* _Short exercise A_
List the headings of the numbered steps in the guidance below on researching a documentation fix.

* _Text to read_
============================================================

4. Find related content

Look for pages that may need updating alongside the primary fix:

  • Pages that link to the affected content
  • Include files (content/includes/) referenced by the page
  • Related pages in the same section describing the same feature

5. Verify facts

If the issue makes a factual claim about how a feature behaves, verify it. Follow external links, read upstream source, check release notes. Do not plan a fix based on an unverified claim.

If the fix requires a replacement URL and that URL cannot be verified (e.g. network restrictions), report it as a blocker rather than guessing.

6. Check the live site (if needed)

For URL or rendering issues, fetch the live page:

https://docs.docker.com/<path>/

7. Report findings

Summarize what you found — files to change, the specific problem in each, what the fix should be, and any constraints. This context feeds directly into the write step.

Be specific: name the file, the section or element within it, and the verified content needed. "Fix the broken link in networking.md" is not specific enough. "In compose/networking.md, the 'Custom networks' section, remove the note about driver_opts being ignored — this was fixed in Compose 2.24" is.

Notes

  • Research quality bounds write quality. Vague research produces broad changes; precise research produces minimal ones.
  • Do not create standalone research files — findings stay in conversation context for the write step.

============================================================

* _Supplied material_
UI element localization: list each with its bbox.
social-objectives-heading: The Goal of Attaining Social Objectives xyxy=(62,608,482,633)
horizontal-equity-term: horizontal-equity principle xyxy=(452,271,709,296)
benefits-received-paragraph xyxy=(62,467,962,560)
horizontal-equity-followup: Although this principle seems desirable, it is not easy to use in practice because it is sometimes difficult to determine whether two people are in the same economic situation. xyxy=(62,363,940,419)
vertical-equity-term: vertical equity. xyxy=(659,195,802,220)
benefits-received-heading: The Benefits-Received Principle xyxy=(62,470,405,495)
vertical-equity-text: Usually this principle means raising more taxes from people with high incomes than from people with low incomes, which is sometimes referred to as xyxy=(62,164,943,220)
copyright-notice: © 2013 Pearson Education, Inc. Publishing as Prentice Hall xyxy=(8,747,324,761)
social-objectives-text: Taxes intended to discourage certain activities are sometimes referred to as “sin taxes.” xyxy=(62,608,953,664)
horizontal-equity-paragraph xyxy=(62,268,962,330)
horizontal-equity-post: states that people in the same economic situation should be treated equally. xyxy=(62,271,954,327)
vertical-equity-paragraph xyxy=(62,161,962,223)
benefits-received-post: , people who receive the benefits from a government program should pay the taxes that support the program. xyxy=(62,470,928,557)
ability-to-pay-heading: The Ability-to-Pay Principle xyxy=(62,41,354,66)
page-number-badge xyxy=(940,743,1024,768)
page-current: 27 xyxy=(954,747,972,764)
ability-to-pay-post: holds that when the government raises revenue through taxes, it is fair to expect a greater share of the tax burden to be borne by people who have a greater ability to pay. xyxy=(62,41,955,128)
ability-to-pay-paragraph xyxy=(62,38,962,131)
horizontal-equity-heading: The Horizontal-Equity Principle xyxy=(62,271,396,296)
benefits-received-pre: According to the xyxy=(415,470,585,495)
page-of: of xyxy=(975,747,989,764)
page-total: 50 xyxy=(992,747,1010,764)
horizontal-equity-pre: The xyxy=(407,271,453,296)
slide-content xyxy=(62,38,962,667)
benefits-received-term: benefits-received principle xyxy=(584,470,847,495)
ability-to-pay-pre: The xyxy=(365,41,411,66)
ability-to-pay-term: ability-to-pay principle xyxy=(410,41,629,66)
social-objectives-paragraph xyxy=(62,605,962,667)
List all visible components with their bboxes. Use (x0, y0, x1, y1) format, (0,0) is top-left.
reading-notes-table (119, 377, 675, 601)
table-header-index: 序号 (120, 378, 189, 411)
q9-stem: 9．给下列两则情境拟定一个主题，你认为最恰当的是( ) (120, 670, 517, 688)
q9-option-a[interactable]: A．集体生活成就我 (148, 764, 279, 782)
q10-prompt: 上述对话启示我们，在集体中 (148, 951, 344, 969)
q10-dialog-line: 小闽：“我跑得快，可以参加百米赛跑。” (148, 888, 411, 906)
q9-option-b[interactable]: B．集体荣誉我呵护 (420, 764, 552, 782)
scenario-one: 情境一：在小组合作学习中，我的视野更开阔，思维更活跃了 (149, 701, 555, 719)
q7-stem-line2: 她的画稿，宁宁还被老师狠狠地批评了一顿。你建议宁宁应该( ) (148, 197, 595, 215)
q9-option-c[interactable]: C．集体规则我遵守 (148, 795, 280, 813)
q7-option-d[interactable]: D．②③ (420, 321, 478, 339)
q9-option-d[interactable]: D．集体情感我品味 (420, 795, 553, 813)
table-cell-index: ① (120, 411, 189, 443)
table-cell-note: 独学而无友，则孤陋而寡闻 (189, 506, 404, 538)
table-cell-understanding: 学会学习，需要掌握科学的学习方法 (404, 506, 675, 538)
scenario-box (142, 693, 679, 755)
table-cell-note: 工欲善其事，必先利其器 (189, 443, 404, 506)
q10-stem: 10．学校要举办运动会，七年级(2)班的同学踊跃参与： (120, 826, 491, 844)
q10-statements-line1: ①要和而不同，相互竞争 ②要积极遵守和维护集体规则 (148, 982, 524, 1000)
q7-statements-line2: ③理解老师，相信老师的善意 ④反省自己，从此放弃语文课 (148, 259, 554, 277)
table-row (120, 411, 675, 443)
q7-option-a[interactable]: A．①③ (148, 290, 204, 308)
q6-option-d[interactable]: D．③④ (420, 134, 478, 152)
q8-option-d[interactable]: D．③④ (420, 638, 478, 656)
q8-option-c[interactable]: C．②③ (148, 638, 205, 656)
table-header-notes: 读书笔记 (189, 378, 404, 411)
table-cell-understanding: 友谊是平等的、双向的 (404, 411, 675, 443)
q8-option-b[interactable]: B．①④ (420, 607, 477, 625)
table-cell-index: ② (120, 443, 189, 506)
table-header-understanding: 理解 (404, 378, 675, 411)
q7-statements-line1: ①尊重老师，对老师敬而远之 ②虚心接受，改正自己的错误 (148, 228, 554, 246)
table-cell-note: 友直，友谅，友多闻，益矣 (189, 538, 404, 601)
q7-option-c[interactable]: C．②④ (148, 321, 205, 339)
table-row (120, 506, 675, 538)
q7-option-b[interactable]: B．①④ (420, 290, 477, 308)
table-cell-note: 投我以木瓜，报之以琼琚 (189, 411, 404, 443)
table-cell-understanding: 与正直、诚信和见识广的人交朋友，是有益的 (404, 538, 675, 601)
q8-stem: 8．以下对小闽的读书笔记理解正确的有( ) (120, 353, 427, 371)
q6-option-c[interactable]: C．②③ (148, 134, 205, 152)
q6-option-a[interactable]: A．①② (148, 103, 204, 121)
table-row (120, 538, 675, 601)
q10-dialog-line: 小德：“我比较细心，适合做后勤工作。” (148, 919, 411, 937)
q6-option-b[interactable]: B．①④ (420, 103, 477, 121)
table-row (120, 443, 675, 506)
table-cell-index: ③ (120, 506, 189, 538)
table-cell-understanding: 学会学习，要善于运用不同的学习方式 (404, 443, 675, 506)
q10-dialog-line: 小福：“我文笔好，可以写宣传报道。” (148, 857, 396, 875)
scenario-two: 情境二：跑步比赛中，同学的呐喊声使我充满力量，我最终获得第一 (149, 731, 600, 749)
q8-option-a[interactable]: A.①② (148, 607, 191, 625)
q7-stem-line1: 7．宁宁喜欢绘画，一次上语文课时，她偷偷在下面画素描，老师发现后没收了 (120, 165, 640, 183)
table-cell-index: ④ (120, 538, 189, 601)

============================================================

* _Short exercise B_
From the records above, copy everything from their first line down to the line containing "page-current: 27 xyxy=(954,747,972,764)", both included, without changes.

* _Full output A_
- Find related content
- Verify facts
- Check the live site (if needed)
- Report findings

* _Full output B_
UI element localization: list each with its bbox.
social-objectives-heading: The Goal of Attaining Social Objectives xyxy=(62,608,482,633)
horizontal-equity-term: horizontal-equity principle xyxy=(452,271,709,296)
benefits-received-paragraph xyxy=(62,467,962,560)
horizontal-equity-followup: Although this principle seems desirable, it is not easy to use in practice because it is sometimes difficult to determine whether two people are in the same economic situation. xyxy=(62,363,940,419)
vertical-equity-term: vertical equity. xyxy=(659,195,802,220)
benefits-received-heading: The Benefits-Received Principle xyxy=(62,470,405,495)
vertical-equity-text: Usually this principle means raising more taxes from people with high incomes than from people with low incomes, which is sometimes referred to as xyxy=(62,164,943,220)
copyright-notice: © 2013 Pearson Education, Inc. Publishing as Prentice Hall xyxy=(8,747,324,761)
social-objectives-text: Taxes intended to discourage certain activities are sometimes referred to as “sin taxes.” xyxy=(62,608,953,664)
horizontal-equity-paragraph xyxy=(62,268,962,330)
horizontal-equity-post: states that people in the same economic situation should be treated equally. xyxy=(62,271,954,327)
vertical-equity-paragraph xyxy=(62,161,962,223)
benefits-received-post: , people who receive the benefits from a government program should pay the taxes that support the program. xyxy=(62,470,928,557)
ability-to-pay-heading: The Ability-to-Pay Principle xyxy=(62,41,354,66)
page-number-badge xyxy=(940,743,1024,768)
page-current: 27 xyxy=(954,747,972,764)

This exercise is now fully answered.